#### Problem to work on:
Everything in the listing except the pictures should be written out exactly.

#### Data lines:

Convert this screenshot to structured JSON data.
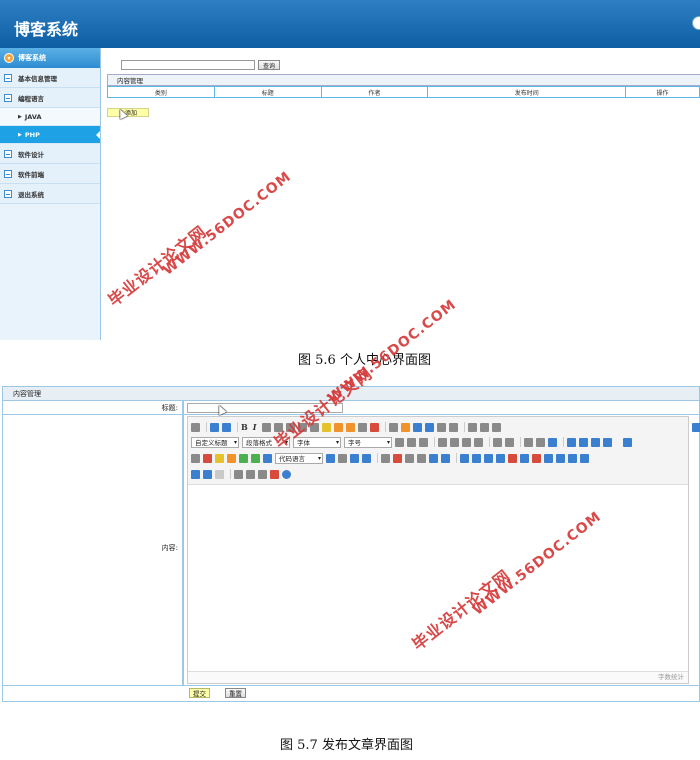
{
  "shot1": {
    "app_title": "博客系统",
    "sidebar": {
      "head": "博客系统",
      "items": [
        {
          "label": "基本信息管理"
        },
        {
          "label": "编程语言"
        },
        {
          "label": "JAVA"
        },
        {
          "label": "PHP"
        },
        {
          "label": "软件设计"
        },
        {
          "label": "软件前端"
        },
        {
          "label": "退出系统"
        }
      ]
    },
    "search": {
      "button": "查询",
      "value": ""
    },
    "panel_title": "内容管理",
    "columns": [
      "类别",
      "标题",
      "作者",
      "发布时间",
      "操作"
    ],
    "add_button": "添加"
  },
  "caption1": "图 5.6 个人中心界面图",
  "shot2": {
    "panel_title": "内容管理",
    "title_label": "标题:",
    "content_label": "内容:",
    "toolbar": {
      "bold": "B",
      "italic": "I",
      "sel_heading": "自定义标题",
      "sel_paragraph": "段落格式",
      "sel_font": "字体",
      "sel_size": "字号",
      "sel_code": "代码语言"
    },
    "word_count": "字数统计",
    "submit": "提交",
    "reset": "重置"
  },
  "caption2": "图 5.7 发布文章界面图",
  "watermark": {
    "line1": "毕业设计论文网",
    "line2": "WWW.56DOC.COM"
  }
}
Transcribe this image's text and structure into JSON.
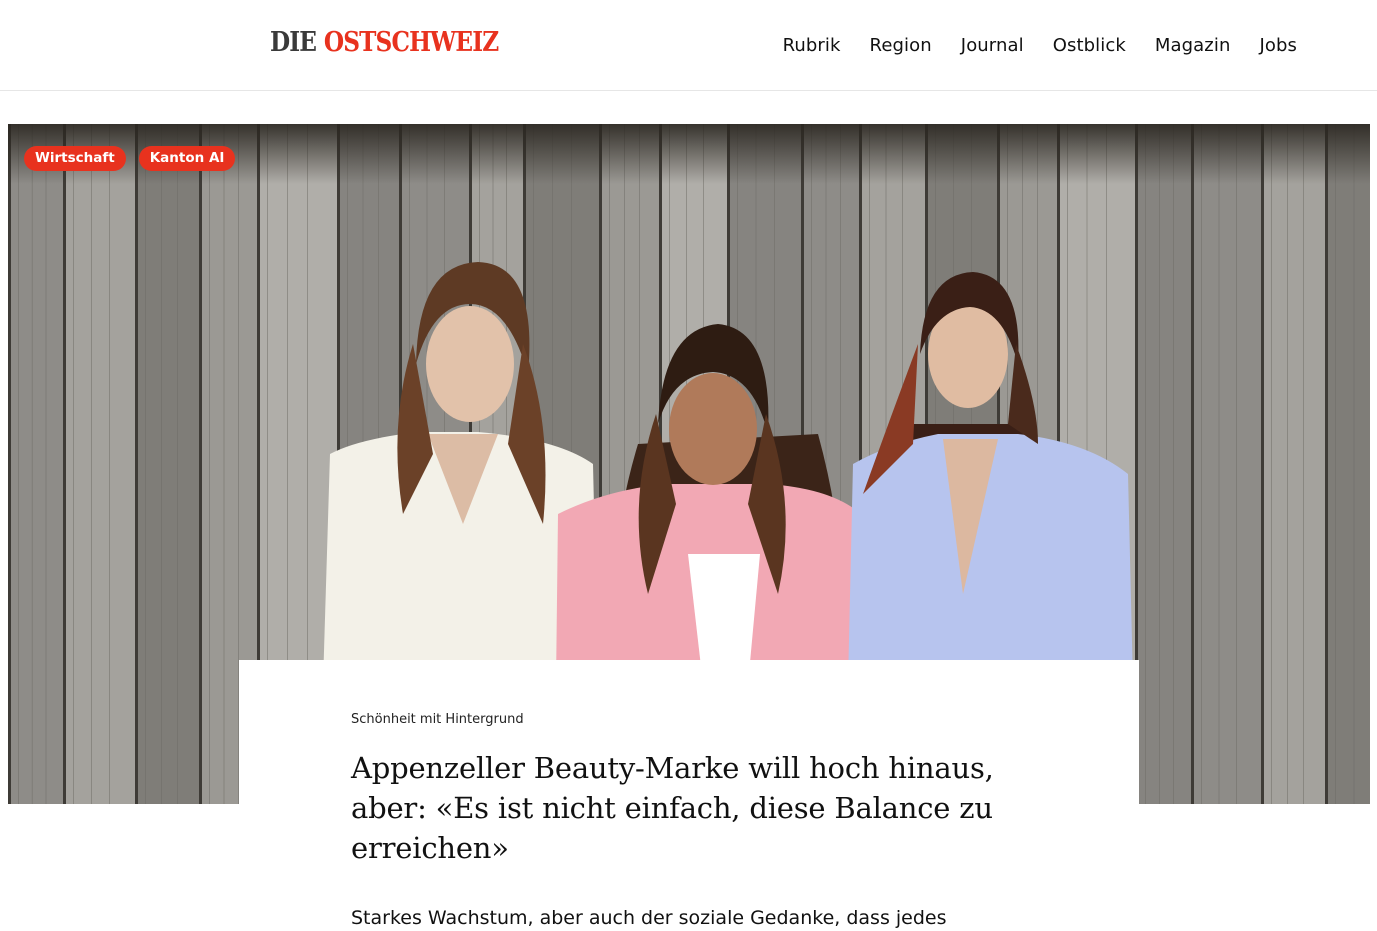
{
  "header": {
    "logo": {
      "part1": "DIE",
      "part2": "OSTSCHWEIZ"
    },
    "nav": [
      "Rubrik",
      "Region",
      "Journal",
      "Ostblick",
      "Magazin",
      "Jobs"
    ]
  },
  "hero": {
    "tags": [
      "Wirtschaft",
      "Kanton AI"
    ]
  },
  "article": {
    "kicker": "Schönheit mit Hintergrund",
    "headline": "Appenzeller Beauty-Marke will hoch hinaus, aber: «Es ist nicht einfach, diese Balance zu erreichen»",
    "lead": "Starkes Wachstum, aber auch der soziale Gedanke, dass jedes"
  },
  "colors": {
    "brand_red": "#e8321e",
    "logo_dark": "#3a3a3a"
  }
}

#### Written reply:
Convert this screenshot to structured JSON data.
{
  "shot1": {
    "app_title": "博客系统",
    "sidebar": {
      "head": "博客系统",
      "items": [
        {
          "label": "基本信息管理"
        },
        {
          "label": "编程语言"
        },
        {
          "label": "JAVA"
        },
        {
          "label": "PHP"
        },
        {
          "label": "软件设计"
        },
        {
          "label": "软件前端"
        },
        {
          "label": "退出系统"
        }
      ]
    },
    "search": {
      "button": "查询",
      "value": ""
    },
    "panel_title": "内容管理",
    "columns": [
      "类别",
      "标题",
      "作者",
      "发布时间",
      "操作"
    ],
    "add_button": "添加"
  },
  "caption1": "图 5.6 个人中心界面图",
  "shot2": {
    "panel_title": "内容管理",
    "title_label": "标题:",
    "content_label": "内容:",
    "toolbar": {
      "bold": "B",
      "italic": "I",
      "sel_heading": "自定义标题",
      "sel_paragraph": "段落格式",
      "sel_font": "字体",
      "sel_size": "字号",
      "sel_code": "代码语言"
    },
    "word_count": "字数统计",
    "submit": "提交",
    "reset": "重置"
  },
  "caption2": "图 5.7 发布文章界面图",
  "watermark": {
    "line1": "毕业设计论文网",
    "line2": "WWW.56DOC.COM"
  }
}
Transcribe this image's text and structure into JSON.
{
  "header": {
    "logo": {
      "part1": "DIE",
      "part2": "OSTSCHWEIZ"
    },
    "nav": [
      "Rubrik",
      "Region",
      "Journal",
      "Ostblick",
      "Magazin",
      "Jobs"
    ]
  },
  "hero": {
    "tags": [
      "Wirtschaft",
      "Kanton AI"
    ]
  },
  "article": {
    "kicker": "Schönheit mit Hintergrund",
    "headline": "Appenzeller Beauty-Marke will hoch hinaus, aber: «Es ist nicht einfach, diese Balance zu erreichen»",
    "lead": "Starkes Wachstum, aber auch der soziale Gedanke, dass jedes"
  },
  "colors": {
    "brand_red": "#e8321e",
    "logo_dark": "#3a3a3a"
  }
}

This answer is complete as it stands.